- **Records supplied**:

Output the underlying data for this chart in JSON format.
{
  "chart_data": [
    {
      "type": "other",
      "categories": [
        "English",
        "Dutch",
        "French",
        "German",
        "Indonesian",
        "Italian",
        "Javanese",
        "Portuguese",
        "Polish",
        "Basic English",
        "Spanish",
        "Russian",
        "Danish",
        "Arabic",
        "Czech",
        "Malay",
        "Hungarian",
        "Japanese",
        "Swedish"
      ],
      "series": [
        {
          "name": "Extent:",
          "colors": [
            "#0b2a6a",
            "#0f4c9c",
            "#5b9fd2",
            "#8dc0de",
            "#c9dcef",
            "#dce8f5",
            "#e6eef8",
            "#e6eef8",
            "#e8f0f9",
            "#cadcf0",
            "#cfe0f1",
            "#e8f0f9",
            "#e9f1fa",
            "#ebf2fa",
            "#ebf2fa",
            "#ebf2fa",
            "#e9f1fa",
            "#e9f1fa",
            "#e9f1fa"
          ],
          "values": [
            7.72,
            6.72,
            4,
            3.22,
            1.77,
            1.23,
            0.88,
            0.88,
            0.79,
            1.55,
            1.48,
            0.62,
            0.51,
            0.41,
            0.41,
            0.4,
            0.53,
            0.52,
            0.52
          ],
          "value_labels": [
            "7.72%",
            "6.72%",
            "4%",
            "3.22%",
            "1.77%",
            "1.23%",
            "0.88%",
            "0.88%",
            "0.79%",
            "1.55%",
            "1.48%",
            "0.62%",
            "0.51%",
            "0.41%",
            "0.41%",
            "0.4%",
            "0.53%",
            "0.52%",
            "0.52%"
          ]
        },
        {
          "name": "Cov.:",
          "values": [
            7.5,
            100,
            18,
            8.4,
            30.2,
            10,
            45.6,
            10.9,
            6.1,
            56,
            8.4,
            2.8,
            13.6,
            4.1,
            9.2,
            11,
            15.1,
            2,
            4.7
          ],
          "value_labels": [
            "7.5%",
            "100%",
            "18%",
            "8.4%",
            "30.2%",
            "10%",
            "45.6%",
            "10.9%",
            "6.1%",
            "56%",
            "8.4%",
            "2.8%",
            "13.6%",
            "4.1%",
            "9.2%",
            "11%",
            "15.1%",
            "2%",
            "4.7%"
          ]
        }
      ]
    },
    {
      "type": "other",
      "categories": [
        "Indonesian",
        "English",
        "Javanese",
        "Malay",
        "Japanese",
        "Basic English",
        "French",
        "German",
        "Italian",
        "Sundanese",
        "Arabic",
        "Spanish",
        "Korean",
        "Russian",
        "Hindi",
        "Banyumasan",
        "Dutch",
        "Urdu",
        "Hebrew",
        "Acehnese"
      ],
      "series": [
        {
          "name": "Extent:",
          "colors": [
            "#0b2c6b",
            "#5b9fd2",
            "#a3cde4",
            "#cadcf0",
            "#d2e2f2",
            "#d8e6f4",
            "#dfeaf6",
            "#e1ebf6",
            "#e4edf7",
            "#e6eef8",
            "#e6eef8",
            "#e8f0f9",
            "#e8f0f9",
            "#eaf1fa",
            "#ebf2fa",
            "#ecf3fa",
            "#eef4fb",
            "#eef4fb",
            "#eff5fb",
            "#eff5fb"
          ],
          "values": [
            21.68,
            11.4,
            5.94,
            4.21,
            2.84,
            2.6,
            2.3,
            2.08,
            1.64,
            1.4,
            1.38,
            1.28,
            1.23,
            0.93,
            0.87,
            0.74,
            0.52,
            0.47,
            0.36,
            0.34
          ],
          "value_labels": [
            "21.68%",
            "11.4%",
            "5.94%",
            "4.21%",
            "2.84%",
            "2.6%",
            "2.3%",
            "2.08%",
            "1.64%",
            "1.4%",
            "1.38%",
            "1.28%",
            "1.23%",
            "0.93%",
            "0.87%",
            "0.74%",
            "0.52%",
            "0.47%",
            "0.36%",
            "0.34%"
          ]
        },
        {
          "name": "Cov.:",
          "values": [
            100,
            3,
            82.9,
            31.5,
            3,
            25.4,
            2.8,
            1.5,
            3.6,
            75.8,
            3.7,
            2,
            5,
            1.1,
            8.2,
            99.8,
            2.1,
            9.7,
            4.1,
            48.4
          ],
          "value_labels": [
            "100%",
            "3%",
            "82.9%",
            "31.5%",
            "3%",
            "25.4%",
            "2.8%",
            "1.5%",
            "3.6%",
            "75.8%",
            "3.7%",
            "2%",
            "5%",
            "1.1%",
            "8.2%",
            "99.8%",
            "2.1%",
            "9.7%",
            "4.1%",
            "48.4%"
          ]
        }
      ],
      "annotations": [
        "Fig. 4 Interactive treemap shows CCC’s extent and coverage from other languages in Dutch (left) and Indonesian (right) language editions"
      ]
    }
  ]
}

- **Exercise prompt**:
Copy out every entry again, exactly as it was given.

- **Full solution**:
Output the underlying data for this chart in JSON format.
{
  "chart_data": [
    {
      "type": "other",
      "categories": [
        "English",
        "Dutch",
        "French",
        "German",
        "Indonesian",
        "Italian",
        "Javanese",
        "Portuguese",
        "Polish",
        "Basic English",
        "Spanish",
        "Russian",
        "Danish",
        "Arabic",
        "Czech",
        "Malay",
        "Hungarian",
        "Japanese",
        "Swedish"
      ],
      "series": [
        {
          "name": "Extent:",
          "colors": [
            "#0b2a6a",
            "#0f4c9c",
            "#5b9fd2",
            "#8dc0de",
            "#c9dcef",
            "#dce8f5",
            "#e6eef8",
            "#e6eef8",
            "#e8f0f9",
            "#cadcf0",
            "#cfe0f1",
            "#e8f0f9",
            "#e9f1fa",
            "#ebf2fa",
            "#ebf2fa",
            "#ebf2fa",
            "#e9f1fa",
            "#e9f1fa",
            "#e9f1fa"
          ],
          "values": [
            7.72,
            6.72,
            4,
            3.22,
            1.77,
            1.23,
            0.88,
            0.88,
            0.79,
            1.55,
            1.48,
            0.62,
            0.51,
            0.41,
            0.41,
            0.4,
            0.53,
            0.52,
            0.52
          ],
          "value_labels": [
            "7.72%",
            "6.72%",
            "4%",
            "3.22%",
            "1.77%",
            "1.23%",
            "0.88%",
            "0.88%",
            "0.79%",
            "1.55%",
            "1.48%",
            "0.62%",
            "0.51%",
            "0.41%",
            "0.41%",
            "0.4%",
            "0.53%",
            "0.52%",
            "0.52%"
          ]
        },
        {
          "name": "Cov.:",
          "values": [
            7.5,
            100,
            18,
            8.4,
            30.2,
            10,
            45.6,
            10.9,
            6.1,
            56,
            8.4,
            2.8,
            13.6,
            4.1,
            9.2,
            11,
            15.1,
            2,
            4.7
          ],
          "value_labels": [
            "7.5%",
            "100%",
            "18%",
            "8.4%",
            "30.2%",
            "10%",
            "45.6%",
            "10.9%",
            "6.1%",
            "56%",
            "8.4%",
            "2.8%",
            "13.6%",
            "4.1%",
            "9.2%",
            "11%",
            "15.1%",
            "2%",
            "4.7%"
          ]
        }
      ]
    },
    {
      "type": "other",
      "categories": [
        "Indonesian",
        "English",
        "Javanese",
        "Malay",
        "Japanese",
        "Basic English",
        "French",
        "German",
        "Italian",
        "Sundanese",
        "Arabic",
        "Spanish",
        "Korean",
        "Russian",
        "Hindi",
        "Banyumasan",
        "Dutch",
        "Urdu",
        "Hebrew",
        "Acehnese"
      ],
      "series": [
        {
          "name": "Extent:",
          "colors": [
            "#0b2c6b",
            "#5b9fd2",
            "#a3cde4",
            "#cadcf0",
            "#d2e2f2",
            "#d8e6f4",
            "#dfeaf6",
            "#e1ebf6",
            "#e4edf7",
            "#e6eef8",
            "#e6eef8",
            "#e8f0f9",
            "#e8f0f9",
            "#eaf1fa",
            "#ebf2fa",
            "#ecf3fa",
            "#eef4fb",
            "#eef4fb",
            "#eff5fb",
            "#eff5fb"
          ],
          "values": [
            21.68,
            11.4,
            5.94,
            4.21,
            2.84,
            2.6,
            2.3,
            2.08,
            1.64,
            1.4,
            1.38,
            1.28,
            1.23,
            0.93,
            0.87,
            0.74,
            0.52,
            0.47,
            0.36,
            0.34
          ],
          "value_labels": [
            "21.68%",
            "11.4%",
            "5.94%",
            "4.21%",
            "2.84%",
            "2.6%",
            "2.3%",
            "2.08%",
            "1.64%",
            "1.4%",
            "1.38%",
            "1.28%",
            "1.23%",
            "0.93%",
            "0.87%",
            "0.74%",
            "0.52%",
            "0.47%",
            "0.36%",
            "0.34%"
          ]
        },
        {
          "name": "Cov.:",
          "values": [
            100,
            3,
            82.9,
            31.5,
            3,
            25.4,
            2.8,
            1.5,
            3.6,
            75.8,
            3.7,
            2,
            5,
            1.1,
            8.2,
            99.8,
            2.1,
            9.7,
            4.1,
            48.4
          ],
          "value_labels": [
            "100%",
            "3%",
            "82.9%",
            "31.5%",
            "3%",
            "25.4%",
            "2.8%",
            "1.5%",
            "3.6%",
            "75.8%",
            "3.7%",
            "2%",
            "5%",
            "1.1%",
            "8.2%",
            "99.8%",
            "2.1%",
            "9.7%",
            "4.1%",
            "48.4%"
          ]
        }
      ],
      "annotations": [
        "Fig. 4 Interactive treemap shows CCC’s extent and coverage from other languages in Dutch (left) and Indonesian (right) language editions"
      ]
    }
  ]
}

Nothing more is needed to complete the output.